Short exercise:
In the copy, include every entry exactly but none of the images.

Data in this exercise:
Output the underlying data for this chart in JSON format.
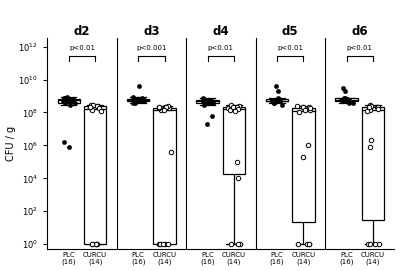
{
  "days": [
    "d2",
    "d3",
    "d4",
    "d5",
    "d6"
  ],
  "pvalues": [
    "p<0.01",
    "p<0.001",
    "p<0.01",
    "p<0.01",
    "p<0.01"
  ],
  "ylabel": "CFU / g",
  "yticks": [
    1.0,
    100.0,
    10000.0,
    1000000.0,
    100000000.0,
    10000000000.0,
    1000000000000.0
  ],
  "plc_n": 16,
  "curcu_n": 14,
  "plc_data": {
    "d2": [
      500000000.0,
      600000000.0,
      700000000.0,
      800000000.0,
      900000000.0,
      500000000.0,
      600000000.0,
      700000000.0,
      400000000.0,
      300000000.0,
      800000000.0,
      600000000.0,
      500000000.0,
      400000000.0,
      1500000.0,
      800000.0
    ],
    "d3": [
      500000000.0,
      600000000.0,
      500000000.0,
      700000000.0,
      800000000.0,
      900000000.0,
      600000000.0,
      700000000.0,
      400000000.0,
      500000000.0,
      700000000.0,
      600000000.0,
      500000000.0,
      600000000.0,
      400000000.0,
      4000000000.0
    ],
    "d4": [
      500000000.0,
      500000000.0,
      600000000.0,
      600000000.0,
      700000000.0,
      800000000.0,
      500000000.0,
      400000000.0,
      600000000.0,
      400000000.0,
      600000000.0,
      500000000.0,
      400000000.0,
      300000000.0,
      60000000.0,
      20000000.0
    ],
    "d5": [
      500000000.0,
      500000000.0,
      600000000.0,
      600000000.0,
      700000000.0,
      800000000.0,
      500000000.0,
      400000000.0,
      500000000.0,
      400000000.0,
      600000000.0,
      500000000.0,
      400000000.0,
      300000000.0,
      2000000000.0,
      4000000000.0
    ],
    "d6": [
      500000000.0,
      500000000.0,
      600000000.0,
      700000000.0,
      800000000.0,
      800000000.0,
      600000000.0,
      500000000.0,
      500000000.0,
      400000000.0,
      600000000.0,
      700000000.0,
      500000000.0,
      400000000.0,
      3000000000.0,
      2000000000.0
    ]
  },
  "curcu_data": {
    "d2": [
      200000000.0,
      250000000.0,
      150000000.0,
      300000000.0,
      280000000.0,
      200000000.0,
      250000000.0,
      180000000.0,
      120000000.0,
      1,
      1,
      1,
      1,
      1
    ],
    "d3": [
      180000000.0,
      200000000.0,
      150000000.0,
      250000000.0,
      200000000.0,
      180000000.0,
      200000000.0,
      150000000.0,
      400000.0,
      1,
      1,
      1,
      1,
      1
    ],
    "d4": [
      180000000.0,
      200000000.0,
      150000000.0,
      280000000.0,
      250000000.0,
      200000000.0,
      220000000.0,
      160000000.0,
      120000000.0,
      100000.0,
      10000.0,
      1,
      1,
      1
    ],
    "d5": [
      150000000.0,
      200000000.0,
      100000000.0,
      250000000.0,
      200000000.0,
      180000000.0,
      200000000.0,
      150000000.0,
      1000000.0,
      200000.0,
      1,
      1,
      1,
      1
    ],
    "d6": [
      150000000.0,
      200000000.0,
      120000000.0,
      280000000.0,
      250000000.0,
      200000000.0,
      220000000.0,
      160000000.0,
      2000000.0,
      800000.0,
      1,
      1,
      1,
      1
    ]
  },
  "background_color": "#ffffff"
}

Response:
Output the underlying data for this chart in JSON format.
{
  "days": [
    "d2",
    "d3",
    "d4",
    "d5",
    "d6"
  ],
  "pvalues": [
    "p<0.01",
    "p<0.001",
    "p<0.01",
    "p<0.01",
    "p<0.01"
  ],
  "ylabel": "CFU / g",
  "yticks": [
    1.0,
    100.0,
    10000.0,
    1000000.0,
    100000000.0,
    10000000000.0,
    1000000000000.0
  ],
  "plc_n": 16,
  "curcu_n": 14,
  "plc_data": {
    "d2": [
      500000000.0,
      600000000.0,
      700000000.0,
      800000000.0,
      900000000.0,
      500000000.0,
      600000000.0,
      700000000.0,
      400000000.0,
      300000000.0,
      800000000.0,
      600000000.0,
      500000000.0,
      400000000.0,
      1500000.0,
      800000.0
    ],
    "d3": [
      500000000.0,
      600000000.0,
      500000000.0,
      700000000.0,
      800000000.0,
      900000000.0,
      600000000.0,
      700000000.0,
      400000000.0,
      500000000.0,
      700000000.0,
      600000000.0,
      500000000.0,
      600000000.0,
      400000000.0,
      4000000000.0
    ],
    "d4": [
      500000000.0,
      500000000.0,
      600000000.0,
      600000000.0,
      700000000.0,
      800000000.0,
      500000000.0,
      400000000.0,
      600000000.0,
      400000000.0,
      600000000.0,
      500000000.0,
      400000000.0,
      300000000.0,
      60000000.0,
      20000000.0
    ],
    "d5": [
      500000000.0,
      500000000.0,
      600000000.0,
      600000000.0,
      700000000.0,
      800000000.0,
      500000000.0,
      400000000.0,
      500000000.0,
      400000000.0,
      600000000.0,
      500000000.0,
      400000000.0,
      300000000.0,
      2000000000.0,
      4000000000.0
    ],
    "d6": [
      500000000.0,
      500000000.0,
      600000000.0,
      700000000.0,
      800000000.0,
      800000000.0,
      600000000.0,
      500000000.0,
      500000000.0,
      400000000.0,
      600000000.0,
      700000000.0,
      500000000.0,
      400000000.0,
      3000000000.0,
      2000000000.0
    ]
  },
  "curcu_data": {
    "d2": [
      200000000.0,
      250000000.0,
      150000000.0,
      300000000.0,
      280000000.0,
      200000000.0,
      250000000.0,
      180000000.0,
      120000000.0,
      1,
      1,
      1,
      1,
      1
    ],
    "d3": [
      180000000.0,
      200000000.0,
      150000000.0,
      250000000.0,
      200000000.0,
      180000000.0,
      200000000.0,
      150000000.0,
      400000.0,
      1,
      1,
      1,
      1,
      1
    ],
    "d4": [
      180000000.0,
      200000000.0,
      150000000.0,
      280000000.0,
      250000000.0,
      200000000.0,
      220000000.0,
      160000000.0,
      120000000.0,
      100000.0,
      10000.0,
      1,
      1,
      1
    ],
    "d5": [
      150000000.0,
      200000000.0,
      100000000.0,
      250000000.0,
      200000000.0,
      180000000.0,
      200000000.0,
      150000000.0,
      1000000.0,
      200000.0,
      1,
      1,
      1,
      1
    ],
    "d6": [
      150000000.0,
      200000000.0,
      120000000.0,
      280000000.0,
      250000000.0,
      200000000.0,
      220000000.0,
      160000000.0,
      2000000.0,
      800000.0,
      1,
      1,
      1,
      1
    ]
  },
  "background_color": "#ffffff"
}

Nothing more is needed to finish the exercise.